Saved entries
----------------
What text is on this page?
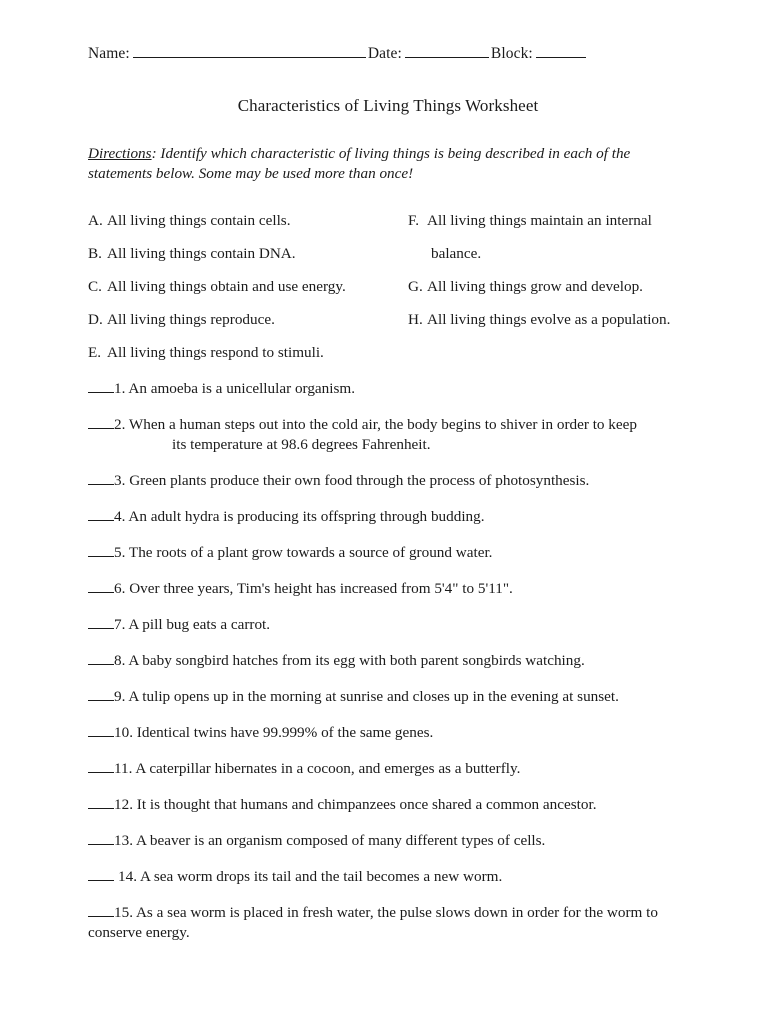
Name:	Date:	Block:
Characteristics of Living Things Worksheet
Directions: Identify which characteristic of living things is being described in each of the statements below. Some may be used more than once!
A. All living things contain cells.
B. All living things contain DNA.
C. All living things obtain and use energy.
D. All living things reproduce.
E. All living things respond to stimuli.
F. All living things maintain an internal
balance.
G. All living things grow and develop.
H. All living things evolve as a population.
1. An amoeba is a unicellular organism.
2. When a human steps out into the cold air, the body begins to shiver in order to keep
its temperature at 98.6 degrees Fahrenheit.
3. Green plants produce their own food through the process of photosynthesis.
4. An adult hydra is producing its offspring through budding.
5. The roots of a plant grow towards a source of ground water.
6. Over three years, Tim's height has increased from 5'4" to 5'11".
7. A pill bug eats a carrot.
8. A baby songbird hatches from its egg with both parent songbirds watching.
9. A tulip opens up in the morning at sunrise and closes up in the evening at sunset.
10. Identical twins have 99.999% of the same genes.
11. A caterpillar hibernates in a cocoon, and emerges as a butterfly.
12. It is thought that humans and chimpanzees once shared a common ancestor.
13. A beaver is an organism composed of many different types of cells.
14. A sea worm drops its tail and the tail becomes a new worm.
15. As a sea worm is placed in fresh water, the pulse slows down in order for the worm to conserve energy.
----------------
**Task objective:**
Without copying any picture, repeat all of the entries exactly.

**Expected answer:**
What text is on this page?
Name:	Date:	Block:
Characteristics of Living Things Worksheet
Directions: Identify which characteristic of living things is being described in each of the statements below. Some may be used more than once!
A. All living things contain cells.
B. All living things contain DNA.
C. All living things obtain and use energy.
D. All living things reproduce.
E. All living things respond to stimuli.
F. All living things maintain an internal
balance.
G. All living things grow and develop.
H. All living things evolve as a population.
1. An amoeba is a unicellular organism.
2. When a human steps out into the cold air, the body begins to shiver in order to keep
its temperature at 98.6 degrees Fahrenheit.
3. Green plants produce their own food through the process of photosynthesis.
4. An adult hydra is producing its offspring through budding.
5. The roots of a plant grow towards a source of ground water.
6. Over three years, Tim's height has increased from 5'4" to 5'11".
7. A pill bug eats a carrot.
8. A baby songbird hatches from its egg with both parent songbirds watching.
9. A tulip opens up in the morning at sunrise and closes up in the evening at sunset.
10. Identical twins have 99.999% of the same genes.
11. A caterpillar hibernates in a cocoon, and emerges as a butterfly.
12. It is thought that humans and chimpanzees once shared a common ancestor.
13. A beaver is an organism composed of many different types of cells.
14. A sea worm drops its tail and the tail becomes a new worm.
15. As a sea worm is placed in fresh water, the pulse slows down in order for the worm to conserve energy.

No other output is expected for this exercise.